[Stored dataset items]
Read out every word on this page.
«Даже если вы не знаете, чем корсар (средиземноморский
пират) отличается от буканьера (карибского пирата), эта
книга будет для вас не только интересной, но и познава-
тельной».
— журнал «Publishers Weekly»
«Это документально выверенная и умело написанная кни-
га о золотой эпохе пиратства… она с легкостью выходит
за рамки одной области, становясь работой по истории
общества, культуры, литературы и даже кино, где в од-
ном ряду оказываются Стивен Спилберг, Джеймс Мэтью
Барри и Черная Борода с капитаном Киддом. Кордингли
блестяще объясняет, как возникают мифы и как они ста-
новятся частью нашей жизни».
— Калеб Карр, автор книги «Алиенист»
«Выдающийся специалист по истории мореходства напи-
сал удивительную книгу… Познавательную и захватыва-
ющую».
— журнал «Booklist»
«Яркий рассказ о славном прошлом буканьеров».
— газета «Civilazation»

_SHORT EXERCISE_. In the lines above, locate the string "истории". Copy every line where it occurs.

_OUTPUT FOR THIS EXERCISE_.
за рамки одной области, становясь работой по истории
«Выдающийся специалист по истории мореходства напи-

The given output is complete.